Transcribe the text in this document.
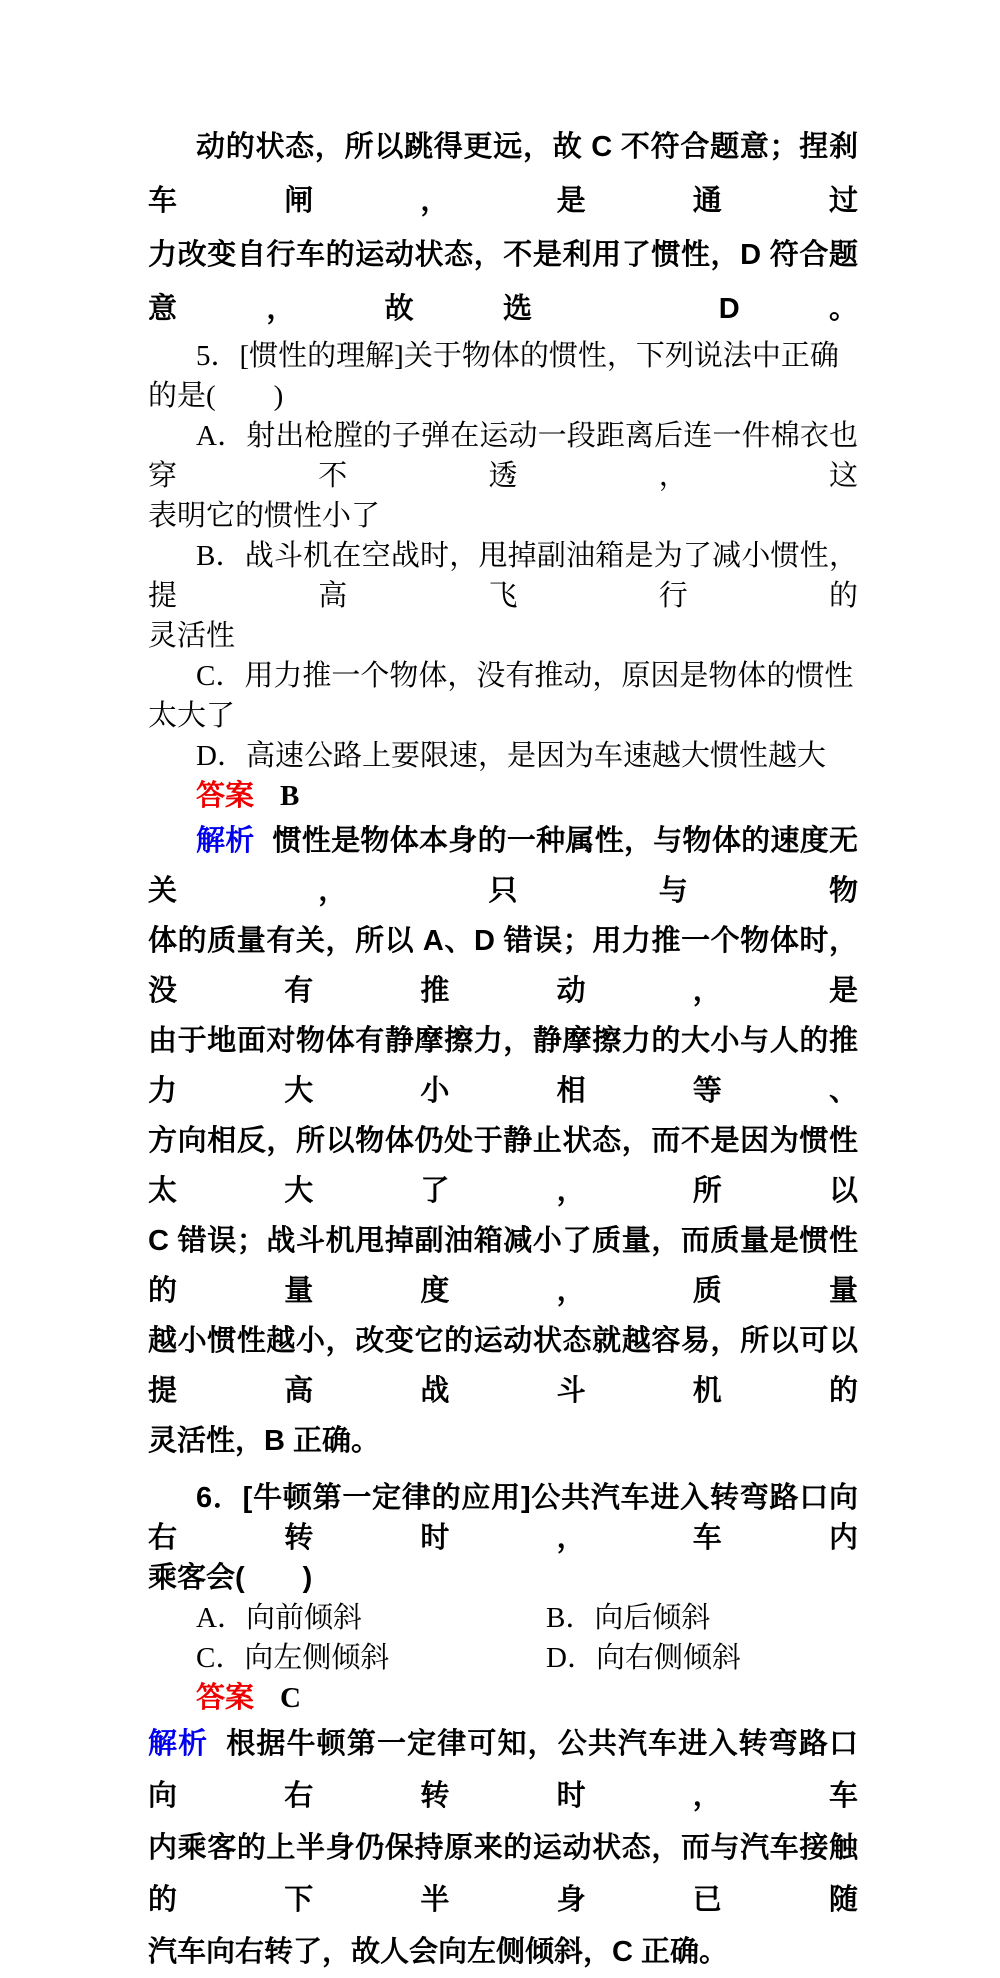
动的状态，所以跳得更远，故 C 不符合题意；捏刹车闸，是通过
力改变自行车的运动状态，不是利用了惯性，D 符合题意，故选 D。
5．[惯性的理解]关于物体的惯性，下列说法中正确的是(　　)
A．射出枪膛的子弹在运动一段距离后连一件棉衣也穿不透，这
表明它的惯性小了
B．战斗机在空战时，甩掉副油箱是为了减小惯性，提高飞行的
灵活性
C．用力推一个物体，没有推动，原因是物体的惯性太大了
D．高速公路上要限速，是因为车速越大惯性越大
答案 B
解析 惯性是物体本身的一种属性，与物体的速度无关，只与物
体的质量有关，所以 A、D 错误；用力推一个物体时，没有推动，是
由于地面对物体有静摩擦力，静摩擦力的大小与人的推力大小相等、
方向相反，所以物体仍处于静止状态，而不是因为惯性太大了，所以
C 错误；战斗机甩掉副油箱减小了质量，而质量是惯性的量度，质量
越小惯性越小，改变它的运动状态就越容易，所以可以提高战斗机的
灵活性，B 正确。
6．[牛顿第一定律的应用]公共汽车进入转弯路口向右转时，车内
乘客会(　　)
A．向前倾斜	B．向后倾斜
C．向左侧倾斜	D．向右侧倾斜
答案 C
解析 根据牛顿第一定律可知，公共汽车进入转弯路口向右转时，车
内乘客的上半身仍保持原来的运动状态，而与汽车接触的下半身已随
汽车向右转了，故人会向左侧倾斜，C 正确。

:::::

_YOUR INSTRUCTIONS_
Images in the records should not be copied. Repeat all the rest exactly.

_ANSWER TO THIS EXERCISE_
Transcribe the text in this document.
动的状态，所以跳得更远，故 C 不符合题意；捏刹车闸，是通过
力改变自行车的运动状态，不是利用了惯性，D 符合题意，故选 D。
5．[惯性的理解]关于物体的惯性，下列说法中正确的是(　　)
A．射出枪膛的子弹在运动一段距离后连一件棉衣也穿不透，这
表明它的惯性小了
B．战斗机在空战时，甩掉副油箱是为了减小惯性，提高飞行的
灵活性
C．用力推一个物体，没有推动，原因是物体的惯性太大了
D．高速公路上要限速，是因为车速越大惯性越大
答案 B
解析 惯性是物体本身的一种属性，与物体的速度无关，只与物
体的质量有关，所以 A、D 错误；用力推一个物体时，没有推动，是
由于地面对物体有静摩擦力，静摩擦力的大小与人的推力大小相等、
方向相反，所以物体仍处于静止状态，而不是因为惯性太大了，所以
C 错误；战斗机甩掉副油箱减小了质量，而质量是惯性的量度，质量
越小惯性越小，改变它的运动状态就越容易，所以可以提高战斗机的
灵活性，B 正确。
6．[牛顿第一定律的应用]公共汽车进入转弯路口向右转时，车内
乘客会(　　)
A．向前倾斜	B．向后倾斜
C．向左侧倾斜	D．向右侧倾斜
答案 C
解析 根据牛顿第一定律可知，公共汽车进入转弯路口向右转时，车
内乘客的上半身仍保持原来的运动状态，而与汽车接触的下半身已随
汽车向右转了，故人会向左侧倾斜，C 正确。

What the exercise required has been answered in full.